EXERCISE AIM |
Report the total number of lines that include the string "Average", without any other text.

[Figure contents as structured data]
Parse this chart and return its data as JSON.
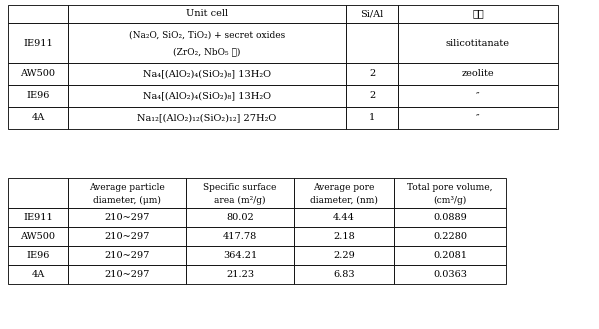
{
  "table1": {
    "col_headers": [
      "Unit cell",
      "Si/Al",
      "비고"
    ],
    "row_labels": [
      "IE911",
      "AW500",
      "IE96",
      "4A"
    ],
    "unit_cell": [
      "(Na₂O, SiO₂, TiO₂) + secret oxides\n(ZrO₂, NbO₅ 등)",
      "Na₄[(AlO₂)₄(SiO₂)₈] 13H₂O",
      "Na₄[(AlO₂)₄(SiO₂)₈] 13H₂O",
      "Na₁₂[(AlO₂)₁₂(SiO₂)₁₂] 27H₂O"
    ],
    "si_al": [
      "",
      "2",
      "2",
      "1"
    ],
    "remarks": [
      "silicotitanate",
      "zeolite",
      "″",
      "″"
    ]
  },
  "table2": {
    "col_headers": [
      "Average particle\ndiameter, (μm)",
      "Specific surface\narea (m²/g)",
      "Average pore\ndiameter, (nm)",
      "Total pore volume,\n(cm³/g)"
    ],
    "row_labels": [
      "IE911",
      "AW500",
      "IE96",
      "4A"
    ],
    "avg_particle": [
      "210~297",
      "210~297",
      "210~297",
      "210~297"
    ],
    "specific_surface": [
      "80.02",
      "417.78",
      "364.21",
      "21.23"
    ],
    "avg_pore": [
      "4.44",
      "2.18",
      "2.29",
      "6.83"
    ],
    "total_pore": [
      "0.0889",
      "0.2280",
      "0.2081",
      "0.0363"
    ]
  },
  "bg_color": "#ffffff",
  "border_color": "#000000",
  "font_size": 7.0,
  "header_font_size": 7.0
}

==

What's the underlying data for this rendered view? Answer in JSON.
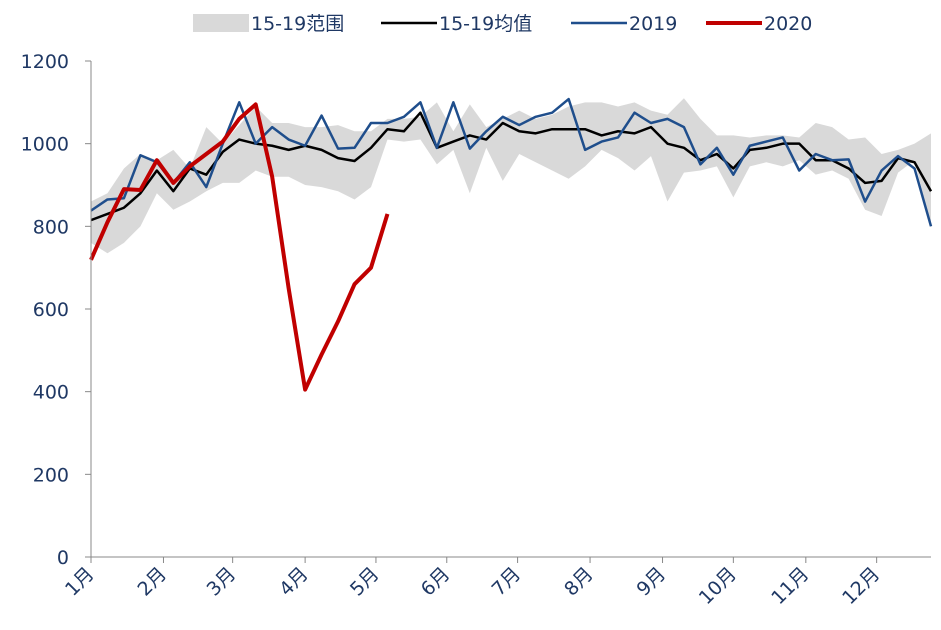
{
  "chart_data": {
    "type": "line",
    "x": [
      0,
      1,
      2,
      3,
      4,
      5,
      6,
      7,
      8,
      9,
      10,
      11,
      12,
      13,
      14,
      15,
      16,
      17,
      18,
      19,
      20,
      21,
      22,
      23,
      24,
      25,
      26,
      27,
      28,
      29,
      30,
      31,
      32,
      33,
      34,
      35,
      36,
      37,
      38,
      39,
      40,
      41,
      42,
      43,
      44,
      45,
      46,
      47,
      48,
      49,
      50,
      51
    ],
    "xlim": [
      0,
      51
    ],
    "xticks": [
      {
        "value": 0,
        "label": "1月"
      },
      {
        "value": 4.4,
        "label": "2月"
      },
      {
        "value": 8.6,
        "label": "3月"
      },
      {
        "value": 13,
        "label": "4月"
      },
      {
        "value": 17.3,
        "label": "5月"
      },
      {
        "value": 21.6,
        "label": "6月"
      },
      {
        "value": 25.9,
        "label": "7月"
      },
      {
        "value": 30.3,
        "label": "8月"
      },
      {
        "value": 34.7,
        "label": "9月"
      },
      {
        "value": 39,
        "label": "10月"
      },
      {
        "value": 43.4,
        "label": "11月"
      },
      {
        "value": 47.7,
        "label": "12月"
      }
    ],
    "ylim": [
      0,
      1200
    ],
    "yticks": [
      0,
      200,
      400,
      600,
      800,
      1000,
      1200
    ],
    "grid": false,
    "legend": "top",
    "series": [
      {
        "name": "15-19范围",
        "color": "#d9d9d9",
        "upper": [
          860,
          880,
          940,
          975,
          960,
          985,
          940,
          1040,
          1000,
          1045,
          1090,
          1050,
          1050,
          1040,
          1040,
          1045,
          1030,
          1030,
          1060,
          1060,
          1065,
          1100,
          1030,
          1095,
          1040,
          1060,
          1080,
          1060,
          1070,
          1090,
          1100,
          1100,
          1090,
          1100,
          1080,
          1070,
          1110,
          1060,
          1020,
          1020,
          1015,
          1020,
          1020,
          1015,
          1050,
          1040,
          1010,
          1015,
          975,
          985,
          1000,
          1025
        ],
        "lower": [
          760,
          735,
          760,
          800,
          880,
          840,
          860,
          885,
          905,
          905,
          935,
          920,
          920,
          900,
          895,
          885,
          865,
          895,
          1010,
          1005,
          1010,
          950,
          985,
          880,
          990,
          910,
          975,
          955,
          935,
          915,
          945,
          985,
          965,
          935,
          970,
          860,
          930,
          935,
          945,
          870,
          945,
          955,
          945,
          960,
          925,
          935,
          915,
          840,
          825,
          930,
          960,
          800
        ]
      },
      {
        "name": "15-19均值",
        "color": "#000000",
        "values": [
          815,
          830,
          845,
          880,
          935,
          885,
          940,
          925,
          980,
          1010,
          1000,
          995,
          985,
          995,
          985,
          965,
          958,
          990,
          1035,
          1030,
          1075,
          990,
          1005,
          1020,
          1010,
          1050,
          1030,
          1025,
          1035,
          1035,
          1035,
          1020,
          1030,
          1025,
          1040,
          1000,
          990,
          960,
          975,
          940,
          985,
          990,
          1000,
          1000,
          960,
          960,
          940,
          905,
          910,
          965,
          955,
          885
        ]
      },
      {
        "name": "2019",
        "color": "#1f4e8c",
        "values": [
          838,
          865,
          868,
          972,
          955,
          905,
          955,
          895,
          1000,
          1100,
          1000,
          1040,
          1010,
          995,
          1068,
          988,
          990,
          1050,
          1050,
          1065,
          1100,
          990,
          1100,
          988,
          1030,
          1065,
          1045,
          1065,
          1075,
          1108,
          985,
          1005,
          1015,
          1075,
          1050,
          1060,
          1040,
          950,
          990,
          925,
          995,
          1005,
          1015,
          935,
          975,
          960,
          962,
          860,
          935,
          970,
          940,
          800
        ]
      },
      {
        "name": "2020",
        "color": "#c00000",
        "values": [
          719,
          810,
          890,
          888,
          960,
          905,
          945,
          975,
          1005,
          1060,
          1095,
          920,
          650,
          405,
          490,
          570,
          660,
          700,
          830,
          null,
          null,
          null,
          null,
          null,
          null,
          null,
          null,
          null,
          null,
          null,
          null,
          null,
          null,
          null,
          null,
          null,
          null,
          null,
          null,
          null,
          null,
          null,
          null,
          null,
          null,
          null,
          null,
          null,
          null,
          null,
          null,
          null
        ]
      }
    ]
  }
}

---

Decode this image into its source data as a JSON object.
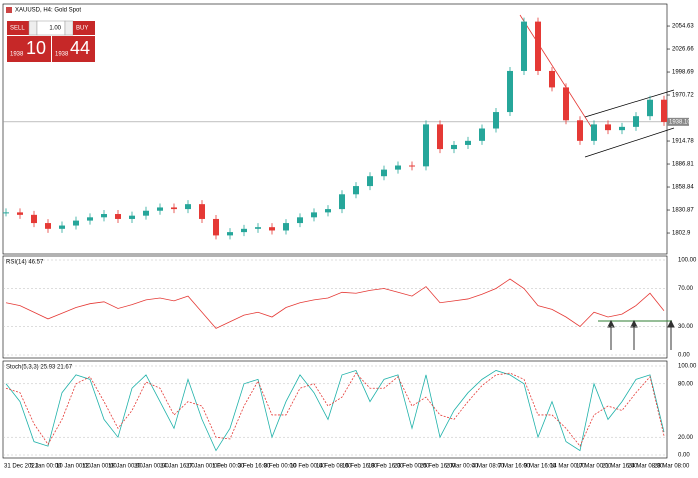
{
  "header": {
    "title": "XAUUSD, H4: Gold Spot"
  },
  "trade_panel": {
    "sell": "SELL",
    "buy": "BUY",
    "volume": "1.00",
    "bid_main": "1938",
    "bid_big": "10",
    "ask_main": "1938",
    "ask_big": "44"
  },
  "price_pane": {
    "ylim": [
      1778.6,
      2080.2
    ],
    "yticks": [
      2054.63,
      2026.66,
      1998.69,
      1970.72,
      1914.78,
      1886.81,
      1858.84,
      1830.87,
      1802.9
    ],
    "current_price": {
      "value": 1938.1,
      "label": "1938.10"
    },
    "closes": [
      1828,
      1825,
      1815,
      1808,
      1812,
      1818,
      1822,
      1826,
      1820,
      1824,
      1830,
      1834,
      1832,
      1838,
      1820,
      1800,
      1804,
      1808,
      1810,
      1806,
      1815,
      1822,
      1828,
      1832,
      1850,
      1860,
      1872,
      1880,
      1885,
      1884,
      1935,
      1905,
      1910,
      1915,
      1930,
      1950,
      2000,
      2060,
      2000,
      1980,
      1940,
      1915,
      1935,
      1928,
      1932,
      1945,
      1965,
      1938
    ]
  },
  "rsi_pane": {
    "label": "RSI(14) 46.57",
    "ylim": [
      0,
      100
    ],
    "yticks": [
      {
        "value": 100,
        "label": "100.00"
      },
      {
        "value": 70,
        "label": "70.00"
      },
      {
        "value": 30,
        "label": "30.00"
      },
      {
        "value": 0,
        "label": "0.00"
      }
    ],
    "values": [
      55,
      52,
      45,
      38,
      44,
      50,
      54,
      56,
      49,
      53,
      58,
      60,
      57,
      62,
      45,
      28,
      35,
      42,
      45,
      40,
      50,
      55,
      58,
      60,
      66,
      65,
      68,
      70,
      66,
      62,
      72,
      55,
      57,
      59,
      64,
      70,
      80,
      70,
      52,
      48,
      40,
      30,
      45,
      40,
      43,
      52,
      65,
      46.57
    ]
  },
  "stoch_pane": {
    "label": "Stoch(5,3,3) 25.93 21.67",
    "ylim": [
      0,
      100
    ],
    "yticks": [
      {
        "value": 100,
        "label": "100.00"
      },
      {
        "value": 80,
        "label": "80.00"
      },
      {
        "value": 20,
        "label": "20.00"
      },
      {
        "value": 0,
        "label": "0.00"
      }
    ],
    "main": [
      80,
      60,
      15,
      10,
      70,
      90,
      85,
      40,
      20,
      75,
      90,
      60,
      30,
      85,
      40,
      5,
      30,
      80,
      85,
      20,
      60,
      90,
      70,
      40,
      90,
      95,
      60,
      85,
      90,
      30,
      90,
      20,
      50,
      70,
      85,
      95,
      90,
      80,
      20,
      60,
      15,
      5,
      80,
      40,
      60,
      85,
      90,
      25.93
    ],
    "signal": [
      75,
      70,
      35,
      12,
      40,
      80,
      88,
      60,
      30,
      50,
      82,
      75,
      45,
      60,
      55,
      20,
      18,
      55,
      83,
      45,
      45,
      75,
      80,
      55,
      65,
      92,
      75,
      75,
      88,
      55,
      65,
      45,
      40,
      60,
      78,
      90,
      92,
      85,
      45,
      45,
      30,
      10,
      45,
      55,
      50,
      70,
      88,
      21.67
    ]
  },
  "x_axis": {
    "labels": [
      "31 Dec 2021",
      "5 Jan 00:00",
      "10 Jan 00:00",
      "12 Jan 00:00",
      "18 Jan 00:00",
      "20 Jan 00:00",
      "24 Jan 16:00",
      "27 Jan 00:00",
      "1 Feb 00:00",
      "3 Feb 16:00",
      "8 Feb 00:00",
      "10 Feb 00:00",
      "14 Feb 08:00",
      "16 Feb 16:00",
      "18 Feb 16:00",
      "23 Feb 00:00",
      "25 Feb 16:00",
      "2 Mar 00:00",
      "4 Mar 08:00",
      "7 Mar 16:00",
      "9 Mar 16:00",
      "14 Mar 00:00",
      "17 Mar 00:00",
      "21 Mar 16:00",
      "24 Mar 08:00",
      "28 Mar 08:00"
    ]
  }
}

RESULT |
2